## TEXT SECTION:

Stuck on an issue?

Lightrun Answers was designed to reduce the constant googling that comes with debugging 3rd party libraries. It collects links to all the places you might be looking at while hunting down a tough bug.

And, if you’re still stuck at the end, we’re happy to hop on a call to see how we can help out.

beartype performance is substantially slower than no beartype

See original GitHub issue

Hello,

I was quite interested when I found this stackoverflow answer about beartype… As a POC, I cooked up a performance test using beartype, Enthought traits, traitlets, and plain-ole-python-ducktyping…

But… I found that beartype was pretty slow in my test… As an attempt to be as fair as possible, I used assert to enforce types in my duck-typed function (ref - main_duck_assert())…

I also confess that Enthought traits are compiled, so the Enthought traits data below is mostly just an FYI…

Running my comparison 100,000 times…

$ python test_type.py
timeit duck getattr time: 0.0395 seconds
timeit duck assert  time: 0.0417 seconds
timeit traits       time: 0.0633 seconds
timeit traitlets    time: 0.5236 seconds
timeit bear         time: 0.0782 seconds
$

Question Am I doing something wrong with bear-typing (ref my POC code below)? Is there a way to improve the “beartyped” performance?

My rig…

Linux under VMWare (running on a Lenovo T430); kernel version 4.19.0-12-amd64
Python 3.7.0
beartype version 0.8.1
Enthought traits version 6.3.0
traitlets, version 5.1.0

from beartype import beartype

from traits.api import HasTraits as eHasTraits
from traits.api import Unicode as eUnicode
from traits.api import Int as eInt

from traitlets import HasTraits as tHasTraitlets
from traitlets import Unicode as tUnicode
from traitlets import Integer as tInteger

from timeit import timeit

def main_duck_getattr(arg01="__undefined__", arg02=0):
    """Proof of concept code implenting duck-typed args and getattr"""
    getattr(arg01, "capitalize")  # Type-checking with attributes
    getattr(arg02, "to_bytes")    # Type-checking with attributes

    str_len = len(arg01) + arg02
    getattr(str_len, "to_bytes")
    return ("duck_bar", str_len,)

def main_duck_assert(arg01="__undefined__", arg02=0):
    """Proof of concept code implenting duck-typed args and assert"""
    assert isinstance(arg01, str)
    assert isinstance(arg02, int)

    str_len = len(arg01) + arg02
    assert isinstance(str_len, int)
    return ("duck_bar", str_len,)


class MainTraits(eHasTraits):
    """Proof of concept code implenting Enthought traits args"""
    arg01 = eUnicode()
    arg02 = eInt()
    def __init__(self, *args, **kwargs):
        super(MainTraits, self).__init__(*args, **kwargs)

    def run(self, arg01="__undefined__", arg02=0):
        self.arg01 = arg01
        self.arg02 = arg02
        self.str_len = len(self.arg01) + self.arg02
        return ("traits_bar", self.str_len)

## SUPPLIED INFORMATION:
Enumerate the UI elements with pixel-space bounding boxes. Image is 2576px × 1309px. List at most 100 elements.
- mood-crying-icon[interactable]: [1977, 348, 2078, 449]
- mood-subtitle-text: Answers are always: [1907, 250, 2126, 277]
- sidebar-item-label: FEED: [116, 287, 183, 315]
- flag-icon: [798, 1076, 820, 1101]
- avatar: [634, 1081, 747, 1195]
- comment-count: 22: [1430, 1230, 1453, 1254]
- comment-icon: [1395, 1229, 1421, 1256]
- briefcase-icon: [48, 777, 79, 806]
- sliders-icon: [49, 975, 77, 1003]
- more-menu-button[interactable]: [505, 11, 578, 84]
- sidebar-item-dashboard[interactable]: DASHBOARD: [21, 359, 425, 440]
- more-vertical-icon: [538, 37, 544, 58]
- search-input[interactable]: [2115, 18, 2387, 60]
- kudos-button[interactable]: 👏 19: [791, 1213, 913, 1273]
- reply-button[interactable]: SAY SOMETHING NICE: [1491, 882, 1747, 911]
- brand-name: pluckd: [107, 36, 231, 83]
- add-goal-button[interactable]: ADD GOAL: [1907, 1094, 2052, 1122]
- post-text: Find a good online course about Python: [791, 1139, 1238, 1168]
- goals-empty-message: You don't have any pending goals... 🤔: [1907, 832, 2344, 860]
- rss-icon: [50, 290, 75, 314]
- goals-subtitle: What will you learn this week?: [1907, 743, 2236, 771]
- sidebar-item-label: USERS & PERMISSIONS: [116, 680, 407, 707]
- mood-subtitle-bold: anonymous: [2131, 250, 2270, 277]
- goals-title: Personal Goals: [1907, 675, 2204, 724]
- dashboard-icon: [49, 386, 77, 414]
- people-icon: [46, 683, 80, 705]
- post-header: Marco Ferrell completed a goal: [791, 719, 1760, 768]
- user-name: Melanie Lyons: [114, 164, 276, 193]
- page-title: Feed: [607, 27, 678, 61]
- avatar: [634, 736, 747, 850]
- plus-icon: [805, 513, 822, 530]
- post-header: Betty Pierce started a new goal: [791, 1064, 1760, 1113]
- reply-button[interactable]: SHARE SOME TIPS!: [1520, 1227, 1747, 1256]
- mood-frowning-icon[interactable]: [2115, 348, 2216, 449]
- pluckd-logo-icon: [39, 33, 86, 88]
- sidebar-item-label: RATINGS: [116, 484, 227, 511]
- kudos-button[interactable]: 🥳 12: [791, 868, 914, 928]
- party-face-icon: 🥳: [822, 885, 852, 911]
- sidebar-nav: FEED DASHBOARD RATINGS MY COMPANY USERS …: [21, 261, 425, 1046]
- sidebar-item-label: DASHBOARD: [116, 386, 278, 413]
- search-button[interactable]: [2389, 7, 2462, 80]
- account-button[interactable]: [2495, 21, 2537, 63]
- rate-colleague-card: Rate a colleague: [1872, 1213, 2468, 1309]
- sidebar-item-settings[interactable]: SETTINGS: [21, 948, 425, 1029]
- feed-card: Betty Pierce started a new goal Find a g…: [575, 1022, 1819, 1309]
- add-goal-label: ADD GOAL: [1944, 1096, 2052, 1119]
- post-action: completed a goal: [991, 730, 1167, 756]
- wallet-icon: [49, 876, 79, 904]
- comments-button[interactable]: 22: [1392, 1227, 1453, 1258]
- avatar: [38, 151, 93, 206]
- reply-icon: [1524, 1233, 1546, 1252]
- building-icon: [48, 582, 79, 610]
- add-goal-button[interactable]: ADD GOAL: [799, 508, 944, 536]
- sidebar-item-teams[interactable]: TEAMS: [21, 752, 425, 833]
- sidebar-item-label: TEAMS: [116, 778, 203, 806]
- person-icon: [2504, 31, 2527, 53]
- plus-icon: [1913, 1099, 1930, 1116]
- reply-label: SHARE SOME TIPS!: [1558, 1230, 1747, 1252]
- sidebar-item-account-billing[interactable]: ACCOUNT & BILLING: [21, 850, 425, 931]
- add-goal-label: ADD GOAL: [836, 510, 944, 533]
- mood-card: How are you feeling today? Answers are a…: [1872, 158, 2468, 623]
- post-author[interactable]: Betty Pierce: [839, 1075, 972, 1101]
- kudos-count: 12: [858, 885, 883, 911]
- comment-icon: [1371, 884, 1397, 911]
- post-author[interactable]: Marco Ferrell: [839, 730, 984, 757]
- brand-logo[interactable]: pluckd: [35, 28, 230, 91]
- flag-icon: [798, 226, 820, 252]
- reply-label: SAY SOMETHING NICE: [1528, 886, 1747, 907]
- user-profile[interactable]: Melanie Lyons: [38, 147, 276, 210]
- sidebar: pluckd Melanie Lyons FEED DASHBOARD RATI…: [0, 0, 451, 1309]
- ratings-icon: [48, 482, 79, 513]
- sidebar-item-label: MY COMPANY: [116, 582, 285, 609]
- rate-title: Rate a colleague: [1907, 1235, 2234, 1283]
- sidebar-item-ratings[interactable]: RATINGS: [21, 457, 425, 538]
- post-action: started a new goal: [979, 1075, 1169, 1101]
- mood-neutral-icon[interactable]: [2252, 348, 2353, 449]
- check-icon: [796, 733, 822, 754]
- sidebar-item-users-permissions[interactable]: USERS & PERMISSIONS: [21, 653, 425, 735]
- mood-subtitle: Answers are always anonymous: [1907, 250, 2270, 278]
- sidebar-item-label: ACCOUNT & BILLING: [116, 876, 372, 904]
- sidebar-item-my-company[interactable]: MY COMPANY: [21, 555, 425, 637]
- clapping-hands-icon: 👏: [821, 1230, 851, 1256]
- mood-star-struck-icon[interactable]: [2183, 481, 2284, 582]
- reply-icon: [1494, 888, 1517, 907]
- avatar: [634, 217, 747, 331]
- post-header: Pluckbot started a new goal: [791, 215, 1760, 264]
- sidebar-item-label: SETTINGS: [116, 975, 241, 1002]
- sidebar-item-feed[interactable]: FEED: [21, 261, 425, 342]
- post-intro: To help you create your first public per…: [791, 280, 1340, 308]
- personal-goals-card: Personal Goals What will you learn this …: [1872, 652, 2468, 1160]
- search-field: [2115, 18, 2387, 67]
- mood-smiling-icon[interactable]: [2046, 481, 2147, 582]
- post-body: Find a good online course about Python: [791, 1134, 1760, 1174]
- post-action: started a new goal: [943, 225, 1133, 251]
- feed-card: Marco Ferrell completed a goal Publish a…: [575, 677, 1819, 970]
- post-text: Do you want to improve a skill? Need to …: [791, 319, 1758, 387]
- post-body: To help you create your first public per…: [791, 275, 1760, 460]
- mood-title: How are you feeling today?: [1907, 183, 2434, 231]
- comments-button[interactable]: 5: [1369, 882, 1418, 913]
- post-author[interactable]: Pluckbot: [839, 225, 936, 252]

## WHAT TO WORK ON:
Rewrite the paragraph in the beartype performance thread that begins "But… I found that beartype was pretty slow" more briefly, keeping its main facts. The records stand apart from the beartype performance thread as separate material.

## SOLUTION:
Beartype proved fairly slow in the test. For fairness, the duck-typed function main_duck_assert() enforced types with assert.